Pick out all lines of the entries that include the word "新质启航" and copy them.

### [ITEMS]
========================

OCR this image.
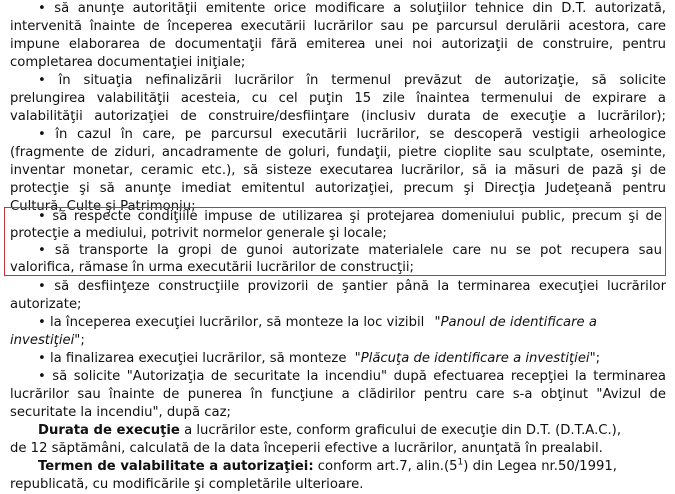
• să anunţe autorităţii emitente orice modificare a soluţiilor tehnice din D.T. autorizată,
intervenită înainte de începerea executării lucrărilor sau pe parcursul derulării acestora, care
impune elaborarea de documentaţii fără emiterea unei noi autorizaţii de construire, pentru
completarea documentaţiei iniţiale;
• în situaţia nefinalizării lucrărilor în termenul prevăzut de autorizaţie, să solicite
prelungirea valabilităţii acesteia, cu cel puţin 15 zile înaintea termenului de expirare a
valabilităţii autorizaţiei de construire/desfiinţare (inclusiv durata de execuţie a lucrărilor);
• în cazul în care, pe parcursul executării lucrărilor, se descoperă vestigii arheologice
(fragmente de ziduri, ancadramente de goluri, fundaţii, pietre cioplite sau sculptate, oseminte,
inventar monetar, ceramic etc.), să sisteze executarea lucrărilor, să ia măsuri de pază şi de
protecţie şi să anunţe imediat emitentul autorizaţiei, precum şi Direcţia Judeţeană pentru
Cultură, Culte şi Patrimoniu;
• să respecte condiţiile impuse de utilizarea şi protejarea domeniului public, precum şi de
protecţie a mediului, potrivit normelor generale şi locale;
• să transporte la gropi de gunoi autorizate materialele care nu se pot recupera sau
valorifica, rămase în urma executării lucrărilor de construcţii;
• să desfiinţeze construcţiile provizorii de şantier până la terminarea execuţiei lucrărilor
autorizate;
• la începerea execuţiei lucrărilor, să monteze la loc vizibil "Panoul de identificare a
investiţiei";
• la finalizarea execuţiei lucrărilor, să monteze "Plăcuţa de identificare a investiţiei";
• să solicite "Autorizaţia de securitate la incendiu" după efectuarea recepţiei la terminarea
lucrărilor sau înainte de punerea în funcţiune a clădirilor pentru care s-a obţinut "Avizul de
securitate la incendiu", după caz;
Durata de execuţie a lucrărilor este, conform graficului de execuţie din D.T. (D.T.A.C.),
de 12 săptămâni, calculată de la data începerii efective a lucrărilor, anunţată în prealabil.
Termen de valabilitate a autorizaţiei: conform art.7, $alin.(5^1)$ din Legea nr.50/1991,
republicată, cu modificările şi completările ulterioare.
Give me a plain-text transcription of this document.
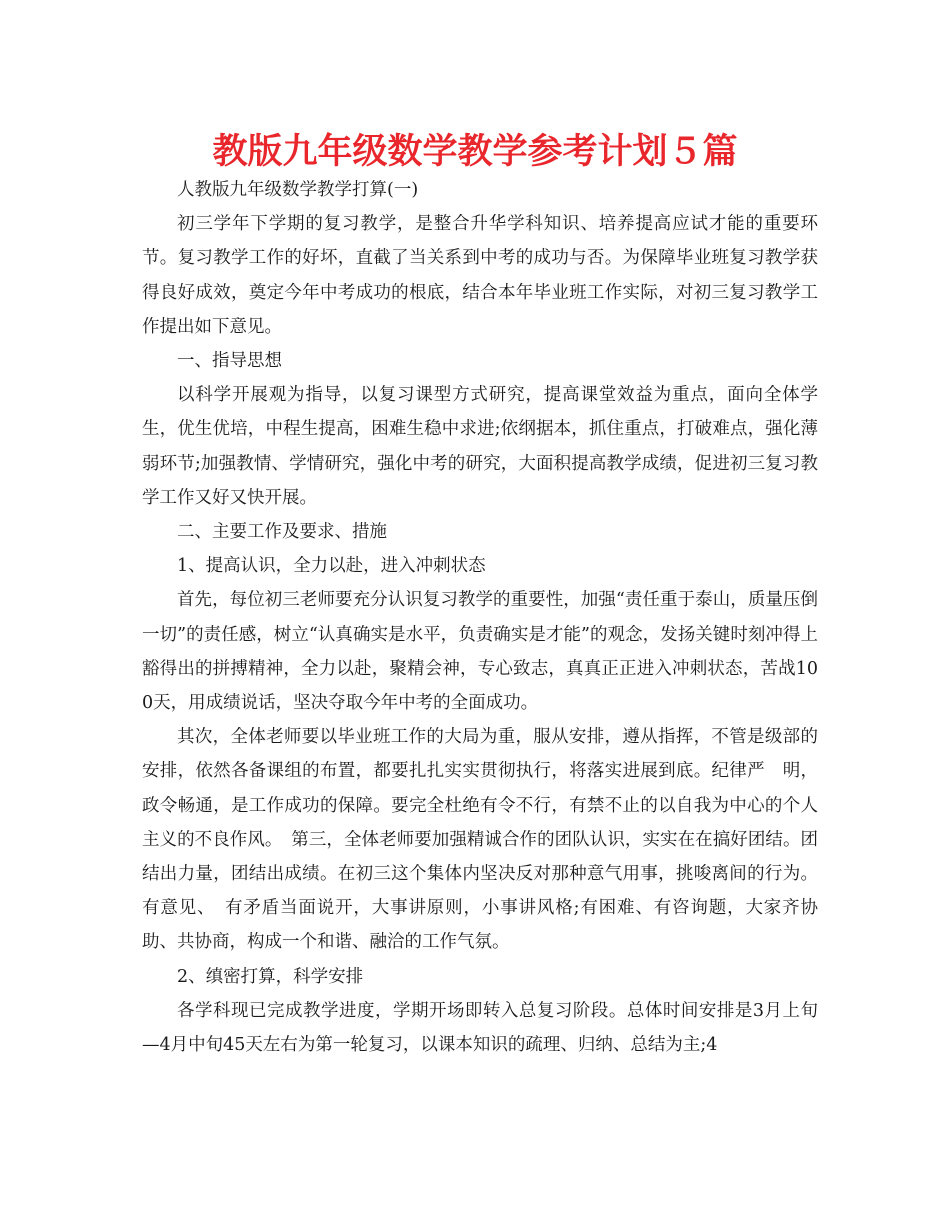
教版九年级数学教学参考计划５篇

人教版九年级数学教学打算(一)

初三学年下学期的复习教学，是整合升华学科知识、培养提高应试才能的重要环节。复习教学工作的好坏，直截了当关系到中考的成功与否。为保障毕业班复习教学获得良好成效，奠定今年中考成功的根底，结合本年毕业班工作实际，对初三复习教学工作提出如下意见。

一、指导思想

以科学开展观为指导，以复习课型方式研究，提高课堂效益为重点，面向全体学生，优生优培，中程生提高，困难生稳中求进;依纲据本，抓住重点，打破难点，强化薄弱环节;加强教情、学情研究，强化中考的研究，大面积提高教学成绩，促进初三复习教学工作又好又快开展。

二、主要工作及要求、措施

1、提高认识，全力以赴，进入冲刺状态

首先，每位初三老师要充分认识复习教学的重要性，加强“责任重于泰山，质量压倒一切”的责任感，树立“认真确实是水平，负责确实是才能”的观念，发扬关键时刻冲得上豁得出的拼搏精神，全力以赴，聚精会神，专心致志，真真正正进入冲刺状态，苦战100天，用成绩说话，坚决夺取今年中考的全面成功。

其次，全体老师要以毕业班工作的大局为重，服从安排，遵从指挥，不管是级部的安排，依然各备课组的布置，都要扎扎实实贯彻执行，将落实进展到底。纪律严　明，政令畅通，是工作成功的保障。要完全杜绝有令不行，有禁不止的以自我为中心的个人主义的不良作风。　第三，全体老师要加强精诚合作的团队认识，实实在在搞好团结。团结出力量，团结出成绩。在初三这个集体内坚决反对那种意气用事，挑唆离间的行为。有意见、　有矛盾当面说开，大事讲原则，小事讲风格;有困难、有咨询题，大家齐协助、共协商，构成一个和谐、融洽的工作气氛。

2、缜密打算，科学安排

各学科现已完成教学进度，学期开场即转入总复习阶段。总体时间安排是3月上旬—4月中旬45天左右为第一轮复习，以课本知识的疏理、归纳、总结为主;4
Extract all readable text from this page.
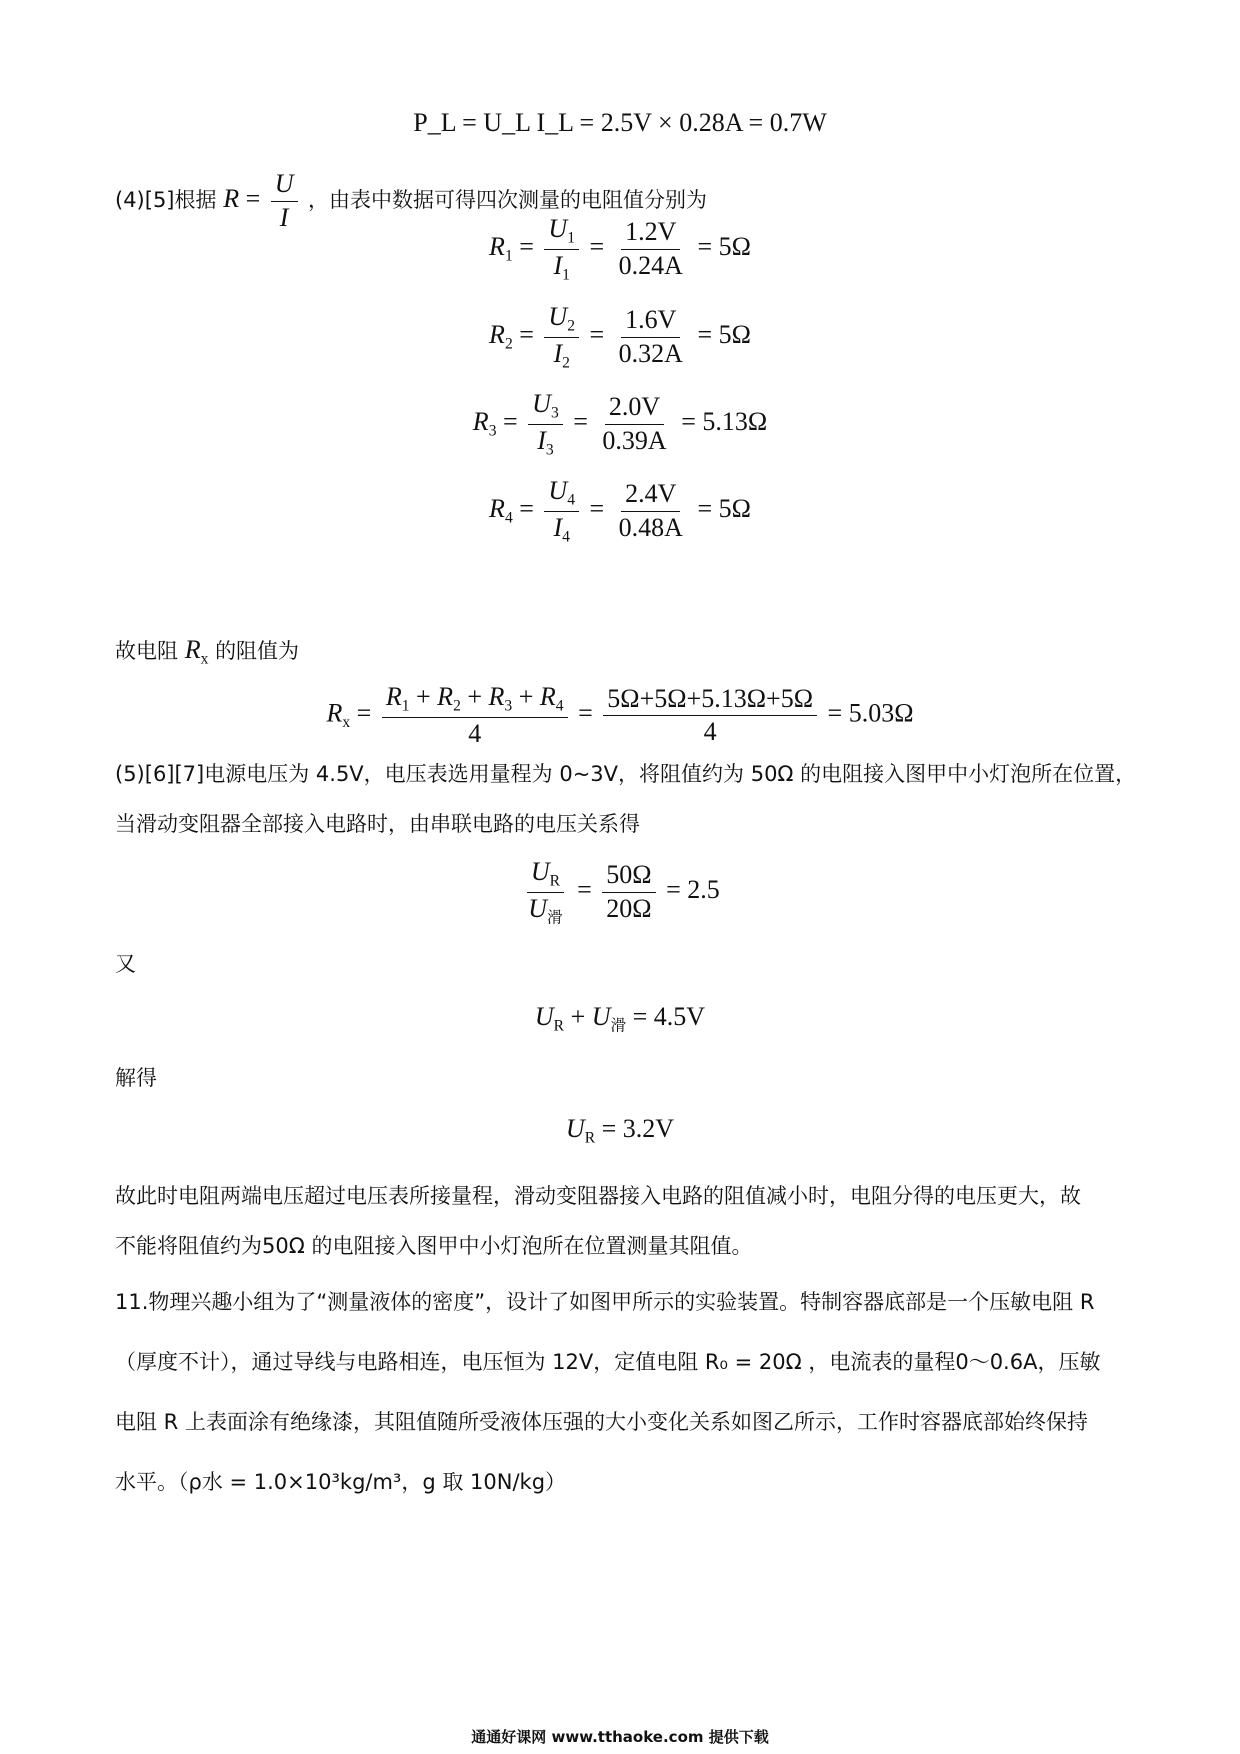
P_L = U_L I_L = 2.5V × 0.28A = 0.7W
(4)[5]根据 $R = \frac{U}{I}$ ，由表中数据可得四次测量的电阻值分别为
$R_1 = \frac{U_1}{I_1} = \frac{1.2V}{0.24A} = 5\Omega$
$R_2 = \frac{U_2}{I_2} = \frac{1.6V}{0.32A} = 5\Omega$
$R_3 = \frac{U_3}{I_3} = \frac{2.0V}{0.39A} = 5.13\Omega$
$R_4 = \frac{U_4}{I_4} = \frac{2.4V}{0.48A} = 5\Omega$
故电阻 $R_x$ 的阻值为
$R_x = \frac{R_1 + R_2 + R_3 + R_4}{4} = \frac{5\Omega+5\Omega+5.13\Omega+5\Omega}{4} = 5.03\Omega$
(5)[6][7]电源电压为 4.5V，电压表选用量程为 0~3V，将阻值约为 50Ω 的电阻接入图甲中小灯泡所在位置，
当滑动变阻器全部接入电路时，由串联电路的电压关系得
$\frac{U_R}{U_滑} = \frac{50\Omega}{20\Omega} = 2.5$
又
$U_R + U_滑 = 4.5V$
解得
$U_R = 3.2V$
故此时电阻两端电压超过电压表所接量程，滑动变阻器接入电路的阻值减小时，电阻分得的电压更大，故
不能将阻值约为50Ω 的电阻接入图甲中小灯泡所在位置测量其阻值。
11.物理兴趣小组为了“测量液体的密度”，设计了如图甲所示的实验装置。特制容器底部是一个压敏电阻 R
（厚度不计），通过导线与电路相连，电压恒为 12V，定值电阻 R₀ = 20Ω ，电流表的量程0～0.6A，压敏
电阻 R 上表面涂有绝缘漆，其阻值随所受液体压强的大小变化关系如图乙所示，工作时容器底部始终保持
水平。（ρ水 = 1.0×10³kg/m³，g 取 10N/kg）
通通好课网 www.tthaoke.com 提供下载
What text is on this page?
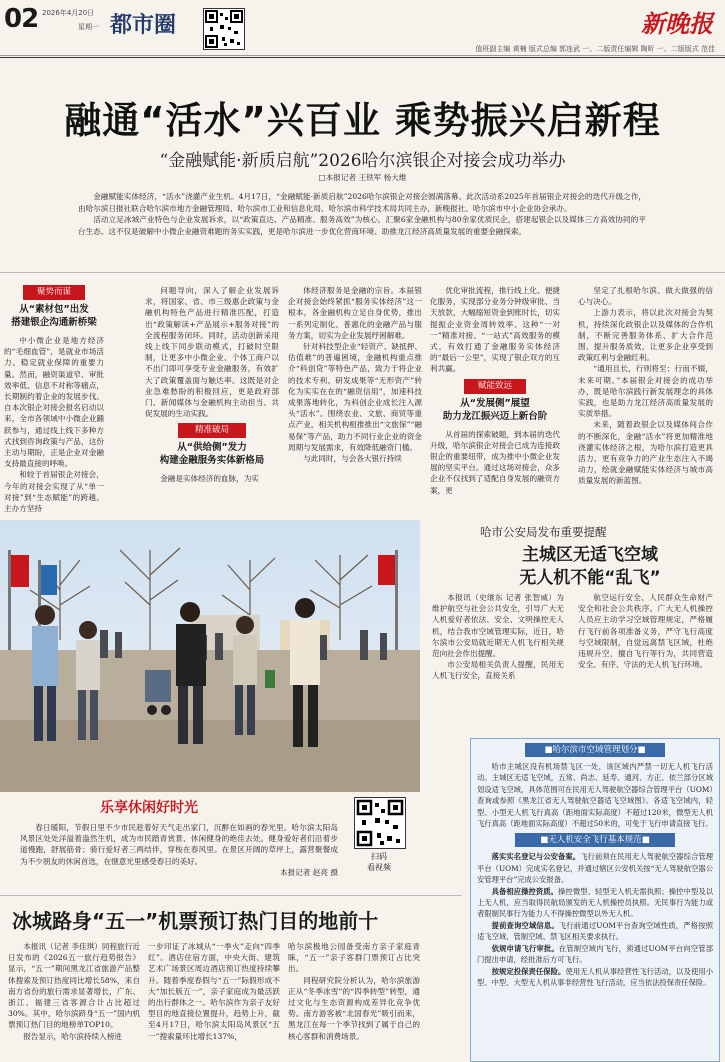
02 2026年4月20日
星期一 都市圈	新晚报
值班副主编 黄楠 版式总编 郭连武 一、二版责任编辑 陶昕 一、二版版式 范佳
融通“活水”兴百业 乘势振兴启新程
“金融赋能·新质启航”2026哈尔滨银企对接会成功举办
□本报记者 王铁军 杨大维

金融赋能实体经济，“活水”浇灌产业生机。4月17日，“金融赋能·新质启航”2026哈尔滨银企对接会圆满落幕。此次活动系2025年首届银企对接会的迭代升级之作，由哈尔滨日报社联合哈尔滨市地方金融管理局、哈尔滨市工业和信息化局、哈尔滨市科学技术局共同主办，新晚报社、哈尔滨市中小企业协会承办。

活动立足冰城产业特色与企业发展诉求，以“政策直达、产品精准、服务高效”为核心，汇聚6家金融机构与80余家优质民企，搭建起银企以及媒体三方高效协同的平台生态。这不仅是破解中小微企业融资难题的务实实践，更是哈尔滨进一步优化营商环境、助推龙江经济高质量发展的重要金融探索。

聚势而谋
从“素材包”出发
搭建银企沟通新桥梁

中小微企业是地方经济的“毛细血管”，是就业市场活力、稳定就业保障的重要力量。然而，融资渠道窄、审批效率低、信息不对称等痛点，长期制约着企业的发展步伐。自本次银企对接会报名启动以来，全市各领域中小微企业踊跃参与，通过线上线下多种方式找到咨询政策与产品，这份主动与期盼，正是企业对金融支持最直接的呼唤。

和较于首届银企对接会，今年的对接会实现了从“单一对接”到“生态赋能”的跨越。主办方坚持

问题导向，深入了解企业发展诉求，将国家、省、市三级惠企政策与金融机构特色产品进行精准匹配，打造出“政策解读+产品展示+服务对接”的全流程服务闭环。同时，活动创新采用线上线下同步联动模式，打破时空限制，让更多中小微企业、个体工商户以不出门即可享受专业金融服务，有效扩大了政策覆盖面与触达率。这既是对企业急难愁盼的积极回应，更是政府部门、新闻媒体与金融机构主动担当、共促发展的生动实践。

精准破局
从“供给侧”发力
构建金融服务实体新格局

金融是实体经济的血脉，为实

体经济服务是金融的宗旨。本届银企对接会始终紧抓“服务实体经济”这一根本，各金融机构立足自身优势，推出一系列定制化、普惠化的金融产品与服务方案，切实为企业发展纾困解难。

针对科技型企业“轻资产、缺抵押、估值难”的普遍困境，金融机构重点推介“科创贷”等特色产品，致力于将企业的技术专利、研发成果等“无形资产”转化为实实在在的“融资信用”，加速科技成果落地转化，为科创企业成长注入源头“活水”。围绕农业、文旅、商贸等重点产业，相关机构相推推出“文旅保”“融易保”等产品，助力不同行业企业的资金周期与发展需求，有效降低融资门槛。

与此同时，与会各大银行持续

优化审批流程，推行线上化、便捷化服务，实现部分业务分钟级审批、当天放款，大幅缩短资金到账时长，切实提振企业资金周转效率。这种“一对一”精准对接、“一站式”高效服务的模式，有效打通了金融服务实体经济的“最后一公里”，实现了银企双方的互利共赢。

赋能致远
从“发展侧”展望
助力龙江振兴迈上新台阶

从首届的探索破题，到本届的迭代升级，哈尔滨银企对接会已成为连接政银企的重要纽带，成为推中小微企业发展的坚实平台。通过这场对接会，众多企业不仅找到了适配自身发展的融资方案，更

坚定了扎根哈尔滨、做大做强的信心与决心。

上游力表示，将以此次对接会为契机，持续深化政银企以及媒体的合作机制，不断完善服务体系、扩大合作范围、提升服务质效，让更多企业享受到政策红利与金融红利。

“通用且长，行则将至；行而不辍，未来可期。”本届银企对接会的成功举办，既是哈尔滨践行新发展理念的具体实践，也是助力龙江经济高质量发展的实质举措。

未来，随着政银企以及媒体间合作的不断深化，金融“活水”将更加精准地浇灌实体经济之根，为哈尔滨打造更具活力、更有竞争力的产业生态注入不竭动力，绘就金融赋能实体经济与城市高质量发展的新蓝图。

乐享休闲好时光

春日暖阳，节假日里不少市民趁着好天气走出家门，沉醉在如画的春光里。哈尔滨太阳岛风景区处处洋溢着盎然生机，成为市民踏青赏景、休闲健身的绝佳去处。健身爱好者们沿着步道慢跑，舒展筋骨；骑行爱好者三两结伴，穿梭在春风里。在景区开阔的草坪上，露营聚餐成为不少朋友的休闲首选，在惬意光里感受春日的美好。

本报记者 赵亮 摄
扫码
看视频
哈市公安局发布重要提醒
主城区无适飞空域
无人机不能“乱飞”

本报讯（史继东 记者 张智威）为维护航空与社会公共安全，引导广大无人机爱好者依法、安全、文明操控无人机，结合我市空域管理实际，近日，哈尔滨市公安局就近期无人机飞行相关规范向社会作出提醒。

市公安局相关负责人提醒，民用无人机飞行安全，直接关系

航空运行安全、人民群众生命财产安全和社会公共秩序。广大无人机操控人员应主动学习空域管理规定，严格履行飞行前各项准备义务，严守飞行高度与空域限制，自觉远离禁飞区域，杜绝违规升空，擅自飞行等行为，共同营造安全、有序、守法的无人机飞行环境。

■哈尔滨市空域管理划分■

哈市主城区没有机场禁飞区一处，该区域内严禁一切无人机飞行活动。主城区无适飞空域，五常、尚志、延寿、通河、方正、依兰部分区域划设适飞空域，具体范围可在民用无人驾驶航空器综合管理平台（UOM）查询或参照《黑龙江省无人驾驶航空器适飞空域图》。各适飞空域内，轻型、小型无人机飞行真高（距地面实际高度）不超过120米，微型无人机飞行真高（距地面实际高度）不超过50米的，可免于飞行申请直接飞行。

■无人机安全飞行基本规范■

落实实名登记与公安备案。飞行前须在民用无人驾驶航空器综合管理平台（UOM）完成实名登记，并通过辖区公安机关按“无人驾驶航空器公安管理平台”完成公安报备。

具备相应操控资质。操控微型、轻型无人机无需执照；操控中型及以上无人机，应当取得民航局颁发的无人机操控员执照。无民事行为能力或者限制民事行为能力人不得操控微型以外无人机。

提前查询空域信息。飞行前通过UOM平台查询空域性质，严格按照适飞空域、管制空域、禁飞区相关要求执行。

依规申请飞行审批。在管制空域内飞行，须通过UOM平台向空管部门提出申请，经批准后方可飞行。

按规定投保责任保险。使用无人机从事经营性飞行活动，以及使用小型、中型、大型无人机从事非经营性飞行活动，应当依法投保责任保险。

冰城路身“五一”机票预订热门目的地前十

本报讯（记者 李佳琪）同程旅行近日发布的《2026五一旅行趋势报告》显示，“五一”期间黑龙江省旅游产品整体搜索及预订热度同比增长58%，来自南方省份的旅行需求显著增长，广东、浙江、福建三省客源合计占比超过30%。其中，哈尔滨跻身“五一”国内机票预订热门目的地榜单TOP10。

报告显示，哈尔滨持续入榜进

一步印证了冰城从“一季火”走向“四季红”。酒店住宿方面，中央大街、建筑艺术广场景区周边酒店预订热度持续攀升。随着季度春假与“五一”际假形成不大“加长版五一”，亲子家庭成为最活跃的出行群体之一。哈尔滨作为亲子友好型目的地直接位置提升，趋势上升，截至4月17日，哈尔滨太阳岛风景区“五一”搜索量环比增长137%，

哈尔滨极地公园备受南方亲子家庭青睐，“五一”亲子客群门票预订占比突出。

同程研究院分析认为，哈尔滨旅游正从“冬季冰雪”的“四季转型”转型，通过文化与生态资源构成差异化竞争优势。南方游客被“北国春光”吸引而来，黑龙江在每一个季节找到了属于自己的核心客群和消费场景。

========================

### [FINISHED ANSWER]
“金融赋能·新质启航”2026哈尔滨银企对接会成功举办
金融赋能实体经济，“活水”浇灌产业生机。4月17日，“金融赋能·新质启航”2026哈尔滨银企对接会圆满落幕。此次活动系2025年首届银企对接会的迭代升级之作，由哈尔滨日报社联合哈尔滨市地方金融管理局、哈尔滨市工业和信息化局、哈尔滨市科学技术局共同主办，新晚报社、哈尔滨市中小企业协会承办。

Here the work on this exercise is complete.